INSTRUCTION: Copy the stretch of the listing from its first line through the line containing "published-date: Publicado el 30/09/2019", both ends included, reproducing each line unchanged.

DATA IN THIS EXERCISE:
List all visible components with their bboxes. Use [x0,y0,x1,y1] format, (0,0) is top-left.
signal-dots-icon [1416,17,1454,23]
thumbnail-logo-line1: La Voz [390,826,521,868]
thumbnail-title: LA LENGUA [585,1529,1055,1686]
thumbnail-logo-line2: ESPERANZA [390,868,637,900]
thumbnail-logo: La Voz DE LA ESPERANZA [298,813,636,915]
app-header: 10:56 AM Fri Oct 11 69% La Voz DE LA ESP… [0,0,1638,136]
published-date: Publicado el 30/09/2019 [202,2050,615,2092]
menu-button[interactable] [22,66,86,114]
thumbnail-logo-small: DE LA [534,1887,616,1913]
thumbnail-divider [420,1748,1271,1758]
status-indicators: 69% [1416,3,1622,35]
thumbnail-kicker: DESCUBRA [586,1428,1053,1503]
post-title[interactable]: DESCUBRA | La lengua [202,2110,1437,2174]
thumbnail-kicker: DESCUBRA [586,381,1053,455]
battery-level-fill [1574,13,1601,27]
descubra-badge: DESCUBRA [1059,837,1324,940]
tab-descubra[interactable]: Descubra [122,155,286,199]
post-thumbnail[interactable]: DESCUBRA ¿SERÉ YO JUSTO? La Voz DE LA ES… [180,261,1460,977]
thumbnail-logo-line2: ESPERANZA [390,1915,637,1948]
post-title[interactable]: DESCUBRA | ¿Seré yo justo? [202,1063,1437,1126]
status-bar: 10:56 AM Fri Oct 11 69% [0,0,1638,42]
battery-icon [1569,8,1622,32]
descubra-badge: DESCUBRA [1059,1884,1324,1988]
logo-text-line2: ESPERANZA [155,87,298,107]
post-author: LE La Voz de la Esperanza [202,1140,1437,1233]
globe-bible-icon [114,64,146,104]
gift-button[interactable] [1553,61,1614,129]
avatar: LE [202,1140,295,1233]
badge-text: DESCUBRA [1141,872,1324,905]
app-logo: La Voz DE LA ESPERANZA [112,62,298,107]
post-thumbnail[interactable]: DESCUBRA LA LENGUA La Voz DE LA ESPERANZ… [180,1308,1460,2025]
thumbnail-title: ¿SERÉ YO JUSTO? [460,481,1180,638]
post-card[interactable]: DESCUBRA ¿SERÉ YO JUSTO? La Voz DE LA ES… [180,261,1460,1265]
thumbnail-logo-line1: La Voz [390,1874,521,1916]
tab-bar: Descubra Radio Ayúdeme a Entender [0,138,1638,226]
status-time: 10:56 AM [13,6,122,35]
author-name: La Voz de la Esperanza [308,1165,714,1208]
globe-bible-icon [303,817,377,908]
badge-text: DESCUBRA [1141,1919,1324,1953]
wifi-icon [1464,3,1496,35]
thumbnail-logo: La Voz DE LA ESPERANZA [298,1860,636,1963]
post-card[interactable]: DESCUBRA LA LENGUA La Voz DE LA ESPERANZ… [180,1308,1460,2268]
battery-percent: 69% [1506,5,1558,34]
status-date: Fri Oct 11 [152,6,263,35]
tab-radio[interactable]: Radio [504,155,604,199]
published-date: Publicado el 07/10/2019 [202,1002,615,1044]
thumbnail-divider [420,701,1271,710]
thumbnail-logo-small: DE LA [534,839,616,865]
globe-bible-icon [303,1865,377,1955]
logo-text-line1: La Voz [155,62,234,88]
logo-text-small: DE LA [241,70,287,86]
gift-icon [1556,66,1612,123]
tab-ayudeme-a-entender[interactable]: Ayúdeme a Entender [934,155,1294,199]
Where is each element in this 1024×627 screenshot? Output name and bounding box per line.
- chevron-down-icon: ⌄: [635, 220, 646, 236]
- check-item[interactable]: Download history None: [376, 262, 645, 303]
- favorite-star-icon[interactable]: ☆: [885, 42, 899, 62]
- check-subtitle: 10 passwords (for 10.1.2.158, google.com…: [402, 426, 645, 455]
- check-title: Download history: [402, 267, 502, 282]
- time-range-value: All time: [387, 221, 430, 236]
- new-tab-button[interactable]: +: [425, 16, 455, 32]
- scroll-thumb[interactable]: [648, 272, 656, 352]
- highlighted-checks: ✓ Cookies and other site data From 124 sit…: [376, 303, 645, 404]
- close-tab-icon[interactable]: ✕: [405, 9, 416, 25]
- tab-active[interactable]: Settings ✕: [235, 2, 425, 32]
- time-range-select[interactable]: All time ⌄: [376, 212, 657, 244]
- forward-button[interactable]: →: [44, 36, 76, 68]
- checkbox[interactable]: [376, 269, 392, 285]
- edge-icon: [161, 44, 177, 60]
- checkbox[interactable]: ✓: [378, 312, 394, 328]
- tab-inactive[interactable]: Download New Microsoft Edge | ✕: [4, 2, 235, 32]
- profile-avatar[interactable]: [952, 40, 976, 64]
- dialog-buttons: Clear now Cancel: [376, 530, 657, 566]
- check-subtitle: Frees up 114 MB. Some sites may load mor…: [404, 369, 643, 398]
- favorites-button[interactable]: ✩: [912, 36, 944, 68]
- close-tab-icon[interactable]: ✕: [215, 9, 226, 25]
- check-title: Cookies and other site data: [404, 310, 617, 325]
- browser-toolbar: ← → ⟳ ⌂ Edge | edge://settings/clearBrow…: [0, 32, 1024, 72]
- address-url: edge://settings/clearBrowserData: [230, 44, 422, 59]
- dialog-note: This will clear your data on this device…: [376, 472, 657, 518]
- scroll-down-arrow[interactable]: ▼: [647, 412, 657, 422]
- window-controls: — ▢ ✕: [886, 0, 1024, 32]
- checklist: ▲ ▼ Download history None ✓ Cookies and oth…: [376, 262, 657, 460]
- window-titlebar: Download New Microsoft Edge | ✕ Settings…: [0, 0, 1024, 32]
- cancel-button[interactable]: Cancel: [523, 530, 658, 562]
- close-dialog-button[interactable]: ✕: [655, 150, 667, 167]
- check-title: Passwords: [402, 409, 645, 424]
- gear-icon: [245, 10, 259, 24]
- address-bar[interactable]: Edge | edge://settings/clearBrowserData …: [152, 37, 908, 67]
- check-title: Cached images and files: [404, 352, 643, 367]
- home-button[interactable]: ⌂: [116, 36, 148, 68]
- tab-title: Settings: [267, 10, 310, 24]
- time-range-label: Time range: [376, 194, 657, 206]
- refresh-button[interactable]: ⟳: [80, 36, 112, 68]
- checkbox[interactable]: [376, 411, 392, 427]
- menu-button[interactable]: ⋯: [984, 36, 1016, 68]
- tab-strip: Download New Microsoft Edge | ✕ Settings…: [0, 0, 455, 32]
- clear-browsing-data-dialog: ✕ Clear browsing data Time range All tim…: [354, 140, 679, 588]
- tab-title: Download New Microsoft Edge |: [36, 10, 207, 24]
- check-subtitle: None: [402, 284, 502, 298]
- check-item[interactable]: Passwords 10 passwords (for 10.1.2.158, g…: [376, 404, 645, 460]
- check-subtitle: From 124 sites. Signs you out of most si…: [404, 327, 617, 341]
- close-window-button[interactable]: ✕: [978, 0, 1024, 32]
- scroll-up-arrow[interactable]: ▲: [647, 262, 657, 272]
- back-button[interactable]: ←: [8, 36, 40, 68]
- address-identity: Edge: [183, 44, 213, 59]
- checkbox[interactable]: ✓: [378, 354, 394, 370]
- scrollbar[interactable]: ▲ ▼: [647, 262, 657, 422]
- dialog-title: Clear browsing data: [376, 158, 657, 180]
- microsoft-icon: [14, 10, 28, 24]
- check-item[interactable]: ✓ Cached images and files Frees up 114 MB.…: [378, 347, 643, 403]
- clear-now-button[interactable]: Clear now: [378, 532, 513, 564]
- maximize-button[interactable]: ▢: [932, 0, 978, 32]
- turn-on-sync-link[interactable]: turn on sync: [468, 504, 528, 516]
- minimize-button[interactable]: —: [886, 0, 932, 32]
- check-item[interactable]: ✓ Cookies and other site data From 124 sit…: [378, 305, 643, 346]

FINAL RESULT:
List all visible components with their bboxes. Use [x0,y0,x1,y1] format, (0,0) is top-left.
signal-dots-icon [1416,17,1454,23]
thumbnail-logo-line1: La Voz [390,826,521,868]
thumbnail-title: LA LENGUA [585,1529,1055,1686]
thumbnail-logo-line2: ESPERANZA [390,868,637,900]
thumbnail-logo: La Voz DE LA ESPERANZA [298,813,636,915]
app-header: 10:56 AM Fri Oct 11 69% La Voz DE LA ESP… [0,0,1638,136]
published-date: Publicado el 30/09/2019 [202,2050,615,2092]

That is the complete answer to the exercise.